== Job ==
The records that follow are to be repeated without alteration.

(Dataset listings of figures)
** begin **
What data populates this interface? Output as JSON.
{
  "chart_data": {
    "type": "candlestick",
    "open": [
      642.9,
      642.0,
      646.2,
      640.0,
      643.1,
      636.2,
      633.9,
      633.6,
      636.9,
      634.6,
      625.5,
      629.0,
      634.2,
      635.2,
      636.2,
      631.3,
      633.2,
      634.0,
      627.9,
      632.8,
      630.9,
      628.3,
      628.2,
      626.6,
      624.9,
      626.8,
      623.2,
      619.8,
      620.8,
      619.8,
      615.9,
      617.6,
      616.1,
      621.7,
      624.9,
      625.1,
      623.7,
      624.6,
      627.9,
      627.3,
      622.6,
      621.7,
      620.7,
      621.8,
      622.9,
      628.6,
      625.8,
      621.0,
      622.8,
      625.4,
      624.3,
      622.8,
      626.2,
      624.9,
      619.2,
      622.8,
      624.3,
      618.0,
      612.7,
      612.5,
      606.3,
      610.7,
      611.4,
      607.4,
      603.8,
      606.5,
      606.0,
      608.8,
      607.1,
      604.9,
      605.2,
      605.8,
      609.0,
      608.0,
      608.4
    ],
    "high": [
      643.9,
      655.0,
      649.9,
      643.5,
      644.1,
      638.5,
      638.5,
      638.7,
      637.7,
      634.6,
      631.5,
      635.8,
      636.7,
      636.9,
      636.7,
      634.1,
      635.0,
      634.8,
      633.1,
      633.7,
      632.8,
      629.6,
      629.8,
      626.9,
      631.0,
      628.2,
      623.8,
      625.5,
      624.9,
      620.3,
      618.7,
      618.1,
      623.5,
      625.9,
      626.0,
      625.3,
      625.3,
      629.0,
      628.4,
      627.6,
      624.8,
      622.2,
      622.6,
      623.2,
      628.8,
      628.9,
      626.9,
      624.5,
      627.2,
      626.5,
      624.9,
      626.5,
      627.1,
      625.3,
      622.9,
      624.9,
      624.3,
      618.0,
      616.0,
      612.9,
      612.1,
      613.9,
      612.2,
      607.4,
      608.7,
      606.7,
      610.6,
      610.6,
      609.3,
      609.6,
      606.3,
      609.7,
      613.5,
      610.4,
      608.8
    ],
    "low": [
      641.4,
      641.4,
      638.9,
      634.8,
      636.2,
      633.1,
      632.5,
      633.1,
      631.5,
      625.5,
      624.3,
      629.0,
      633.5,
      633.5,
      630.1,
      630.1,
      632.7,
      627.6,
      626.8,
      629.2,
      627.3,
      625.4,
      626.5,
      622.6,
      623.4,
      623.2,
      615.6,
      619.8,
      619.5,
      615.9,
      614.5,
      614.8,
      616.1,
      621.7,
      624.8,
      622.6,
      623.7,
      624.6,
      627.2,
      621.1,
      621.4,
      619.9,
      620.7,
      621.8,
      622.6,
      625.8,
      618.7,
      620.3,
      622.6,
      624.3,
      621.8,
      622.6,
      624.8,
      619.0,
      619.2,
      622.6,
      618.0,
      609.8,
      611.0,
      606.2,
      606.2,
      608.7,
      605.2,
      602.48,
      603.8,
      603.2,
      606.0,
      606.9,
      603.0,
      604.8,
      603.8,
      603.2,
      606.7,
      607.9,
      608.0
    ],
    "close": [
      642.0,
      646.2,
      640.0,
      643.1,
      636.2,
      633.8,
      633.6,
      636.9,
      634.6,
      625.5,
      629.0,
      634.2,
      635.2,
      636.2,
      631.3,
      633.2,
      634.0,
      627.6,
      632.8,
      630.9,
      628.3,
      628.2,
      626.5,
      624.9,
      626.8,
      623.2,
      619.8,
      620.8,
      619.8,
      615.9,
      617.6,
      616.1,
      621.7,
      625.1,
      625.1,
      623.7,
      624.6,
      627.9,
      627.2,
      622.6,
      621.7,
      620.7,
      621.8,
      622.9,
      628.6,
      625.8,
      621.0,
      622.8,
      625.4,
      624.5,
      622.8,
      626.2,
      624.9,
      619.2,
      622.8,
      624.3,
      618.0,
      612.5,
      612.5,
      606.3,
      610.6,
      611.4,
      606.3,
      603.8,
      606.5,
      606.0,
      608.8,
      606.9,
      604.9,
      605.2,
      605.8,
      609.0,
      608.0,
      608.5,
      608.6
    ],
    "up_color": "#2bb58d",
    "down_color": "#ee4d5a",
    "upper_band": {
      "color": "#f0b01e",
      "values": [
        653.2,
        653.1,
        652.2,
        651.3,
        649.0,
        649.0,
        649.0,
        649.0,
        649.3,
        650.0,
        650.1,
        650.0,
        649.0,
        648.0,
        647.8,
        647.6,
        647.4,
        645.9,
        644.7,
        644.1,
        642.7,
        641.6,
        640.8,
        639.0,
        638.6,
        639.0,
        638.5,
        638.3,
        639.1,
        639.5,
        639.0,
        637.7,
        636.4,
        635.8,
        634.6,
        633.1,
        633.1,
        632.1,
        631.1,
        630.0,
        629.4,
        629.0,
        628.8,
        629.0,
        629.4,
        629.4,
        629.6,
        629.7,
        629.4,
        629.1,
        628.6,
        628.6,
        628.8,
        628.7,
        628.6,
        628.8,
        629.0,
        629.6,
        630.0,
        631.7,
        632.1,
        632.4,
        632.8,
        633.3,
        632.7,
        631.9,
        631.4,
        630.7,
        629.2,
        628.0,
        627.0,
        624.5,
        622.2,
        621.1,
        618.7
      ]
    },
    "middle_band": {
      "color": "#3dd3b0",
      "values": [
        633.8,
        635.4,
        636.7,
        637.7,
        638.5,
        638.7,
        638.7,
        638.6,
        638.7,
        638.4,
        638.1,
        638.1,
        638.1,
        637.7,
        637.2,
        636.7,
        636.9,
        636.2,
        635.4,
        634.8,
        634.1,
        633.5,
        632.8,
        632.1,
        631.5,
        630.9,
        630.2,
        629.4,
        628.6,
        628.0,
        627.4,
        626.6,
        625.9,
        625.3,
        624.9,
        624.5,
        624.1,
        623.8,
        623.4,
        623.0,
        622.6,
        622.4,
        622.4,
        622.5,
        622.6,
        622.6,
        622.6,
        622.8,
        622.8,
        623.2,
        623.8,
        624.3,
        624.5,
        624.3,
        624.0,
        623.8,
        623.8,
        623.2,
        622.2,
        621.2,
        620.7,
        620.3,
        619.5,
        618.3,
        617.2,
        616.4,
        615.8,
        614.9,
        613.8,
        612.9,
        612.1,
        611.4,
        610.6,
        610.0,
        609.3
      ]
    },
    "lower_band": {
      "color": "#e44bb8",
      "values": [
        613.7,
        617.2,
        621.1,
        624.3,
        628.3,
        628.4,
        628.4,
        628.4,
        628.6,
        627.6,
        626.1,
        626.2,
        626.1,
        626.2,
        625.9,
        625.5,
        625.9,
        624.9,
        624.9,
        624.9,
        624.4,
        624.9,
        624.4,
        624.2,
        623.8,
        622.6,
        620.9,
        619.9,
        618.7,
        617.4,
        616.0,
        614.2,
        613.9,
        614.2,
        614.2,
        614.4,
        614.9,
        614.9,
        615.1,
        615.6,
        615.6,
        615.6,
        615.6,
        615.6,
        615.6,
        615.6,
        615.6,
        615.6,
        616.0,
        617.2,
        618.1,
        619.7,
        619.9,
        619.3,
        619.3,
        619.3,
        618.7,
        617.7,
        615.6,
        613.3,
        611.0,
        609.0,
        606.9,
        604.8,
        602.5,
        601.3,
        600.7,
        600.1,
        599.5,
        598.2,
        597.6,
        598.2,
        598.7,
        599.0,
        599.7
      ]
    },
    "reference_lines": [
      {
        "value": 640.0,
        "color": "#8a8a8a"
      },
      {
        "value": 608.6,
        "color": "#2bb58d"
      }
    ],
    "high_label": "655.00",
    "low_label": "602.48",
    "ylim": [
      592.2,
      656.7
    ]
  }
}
** end **
== Solution ==
What data populates this interface? Output as JSON.
{
  "chart_data": {
    "type": "candlestick",
    "open": [
      642.9,
      642.0,
      646.2,
      640.0,
      643.1,
      636.2,
      633.9,
      633.6,
      636.9,
      634.6,
      625.5,
      629.0,
      634.2,
      635.2,
      636.2,
      631.3,
      633.2,
      634.0,
      627.9,
      632.8,
      630.9,
      628.3,
      628.2,
      626.6,
      624.9,
      626.8,
      623.2,
      619.8,
      620.8,
      619.8,
      615.9,
      617.6,
      616.1,
      621.7,
      624.9,
      625.1,
      623.7,
      624.6,
      627.9,
      627.3,
      622.6,
      621.7,
      620.7,
      621.8,
      622.9,
      628.6,
      625.8,
      621.0,
      622.8,
      625.4,
      624.3,
      622.8,
      626.2,
      624.9,
      619.2,
      622.8,
      624.3,
      618.0,
      612.7,
      612.5,
      606.3,
      610.7,
      611.4,
      607.4,
      603.8,
      606.5,
      606.0,
      608.8,
      607.1,
      604.9,
      605.2,
      605.8,
      609.0,
      608.0,
      608.4
    ],
    "high": [
      643.9,
      655.0,
      649.9,
      643.5,
      644.1,
      638.5,
      638.5,
      638.7,
      637.7,
      634.6,
      631.5,
      635.8,
      636.7,
      636.9,
      636.7,
      634.1,
      635.0,
      634.8,
      633.1,
      633.7,
      632.8,
      629.6,
      629.8,
      626.9,
      631.0,
      628.2,
      623.8,
      625.5,
      624.9,
      620.3,
      618.7,
      618.1,
      623.5,
      625.9,
      626.0,
      625.3,
      625.3,
      629.0,
      628.4,
      627.6,
      624.8,
      622.2,
      622.6,
      623.2,
      628.8,
      628.9,
      626.9,
      624.5,
      627.2,
      626.5,
      624.9,
      626.5,
      627.1,
      625.3,
      622.9,
      624.9,
      624.3,
      618.0,
      616.0,
      612.9,
      612.1,
      613.9,
      612.2,
      607.4,
      608.7,
      606.7,
      610.6,
      610.6,
      609.3,
      609.6,
      606.3,
      609.7,
      613.5,
      610.4,
      608.8
    ],
    "low": [
      641.4,
      641.4,
      638.9,
      634.8,
      636.2,
      633.1,
      632.5,
      633.1,
      631.5,
      625.5,
      624.3,
      629.0,
      633.5,
      633.5,
      630.1,
      630.1,
      632.7,
      627.6,
      626.8,
      629.2,
      627.3,
      625.4,
      626.5,
      622.6,
      623.4,
      623.2,
      615.6,
      619.8,
      619.5,
      615.9,
      614.5,
      614.8,
      616.1,
      621.7,
      624.8,
      622.6,
      623.7,
      624.6,
      627.2,
      621.1,
      621.4,
      619.9,
      620.7,
      621.8,
      622.6,
      625.8,
      618.7,
      620.3,
      622.6,
      624.3,
      621.8,
      622.6,
      624.8,
      619.0,
      619.2,
      622.6,
      618.0,
      609.8,
      611.0,
      606.2,
      606.2,
      608.7,
      605.2,
      602.48,
      603.8,
      603.2,
      606.0,
      606.9,
      603.0,
      604.8,
      603.8,
      603.2,
      606.7,
      607.9,
      608.0
    ],
    "close": [
      642.0,
      646.2,
      640.0,
      643.1,
      636.2,
      633.8,
      633.6,
      636.9,
      634.6,
      625.5,
      629.0,
      634.2,
      635.2,
      636.2,
      631.3,
      633.2,
      634.0,
      627.6,
      632.8,
      630.9,
      628.3,
      628.2,
      626.5,
      624.9,
      626.8,
      623.2,
      619.8,
      620.8,
      619.8,
      615.9,
      617.6,
      616.1,
      621.7,
      625.1,
      625.1,
      623.7,
      624.6,
      627.9,
      627.2,
      622.6,
      621.7,
      620.7,
      621.8,
      622.9,
      628.6,
      625.8,
      621.0,
      622.8,
      625.4,
      624.5,
      622.8,
      626.2,
      624.9,
      619.2,
      622.8,
      624.3,
      618.0,
      612.5,
      612.5,
      606.3,
      610.6,
      611.4,
      606.3,
      603.8,
      606.5,
      606.0,
      608.8,
      606.9,
      604.9,
      605.2,
      605.8,
      609.0,
      608.0,
      608.5,
      608.6
    ],
    "up_color": "#2bb58d",
    "down_color": "#ee4d5a",
    "upper_band": {
      "color": "#f0b01e",
      "values": [
        653.2,
        653.1,
        652.2,
        651.3,
        649.0,
        649.0,
        649.0,
        649.0,
        649.3,
        650.0,
        650.1,
        650.0,
        649.0,
        648.0,
        647.8,
        647.6,
        647.4,
        645.9,
        644.7,
        644.1,
        642.7,
        641.6,
        640.8,
        639.0,
        638.6,
        639.0,
        638.5,
        638.3,
        639.1,
        639.5,
        639.0,
        637.7,
        636.4,
        635.8,
        634.6,
        633.1,
        633.1,
        632.1,
        631.1,
        630.0,
        629.4,
        629.0,
        628.8,
        629.0,
        629.4,
        629.4,
        629.6,
        629.7,
        629.4,
        629.1,
        628.6,
        628.6,
        628.8,
        628.7,
        628.6,
        628.8,
        629.0,
        629.6,
        630.0,
        631.7,
        632.1,
        632.4,
        632.8,
        633.3,
        632.7,
        631.9,
        631.4,
        630.7,
        629.2,
        628.0,
        627.0,
        624.5,
        622.2,
        621.1,
        618.7
      ]
    },
    "middle_band": {
      "color": "#3dd3b0",
      "values": [
        633.8,
        635.4,
        636.7,
        637.7,
        638.5,
        638.7,
        638.7,
        638.6,
        638.7,
        638.4,
        638.1,
        638.1,
        638.1,
        637.7,
        637.2,
        636.7,
        636.9,
        636.2,
        635.4,
        634.8,
        634.1,
        633.5,
        632.8,
        632.1,
        631.5,
        630.9,
        630.2,
        629.4,
        628.6,
        628.0,
        627.4,
        626.6,
        625.9,
        625.3,
        624.9,
        624.5,
        624.1,
        623.8,
        623.4,
        623.0,
        622.6,
        622.4,
        622.4,
        622.5,
        622.6,
        622.6,
        622.6,
        622.8,
        622.8,
        623.2,
        623.8,
        624.3,
        624.5,
        624.3,
        624.0,
        623.8,
        623.8,
        623.2,
        622.2,
        621.2,
        620.7,
        620.3,
        619.5,
        618.3,
        617.2,
        616.4,
        615.8,
        614.9,
        613.8,
        612.9,
        612.1,
        611.4,
        610.6,
        610.0,
        609.3
      ]
    },
    "lower_band": {
      "color": "#e44bb8",
      "values": [
        613.7,
        617.2,
        621.1,
        624.3,
        628.3,
        628.4,
        628.4,
        628.4,
        628.6,
        627.6,
        626.1,
        626.2,
        626.1,
        626.2,
        625.9,
        625.5,
        625.9,
        624.9,
        624.9,
        624.9,
        624.4,
        624.9,
        624.4,
        624.2,
        623.8,
        622.6,
        620.9,
        619.9,
        618.7,
        617.4,
        616.0,
        614.2,
        613.9,
        614.2,
        614.2,
        614.4,
        614.9,
        614.9,
        615.1,
        615.6,
        615.6,
        615.6,
        615.6,
        615.6,
        615.6,
        615.6,
        615.6,
        615.6,
        616.0,
        617.2,
        618.1,
        619.7,
        619.9,
        619.3,
        619.3,
        619.3,
        618.7,
        617.7,
        615.6,
        613.3,
        611.0,
        609.0,
        606.9,
        604.8,
        602.5,
        601.3,
        600.7,
        600.1,
        599.5,
        598.2,
        597.6,
        598.2,
        598.7,
        599.0,
        599.7
      ]
    },
    "reference_lines": [
      {
        "value": 640.0,
        "color": "#8a8a8a"
      },
      {
        "value": 608.6,
        "color": "#2bb58d"
      }
    ],
    "high_label": "655.00",
    "low_label": "602.48",
    "ylim": [
      592.2,
      656.7
    ]
  }
}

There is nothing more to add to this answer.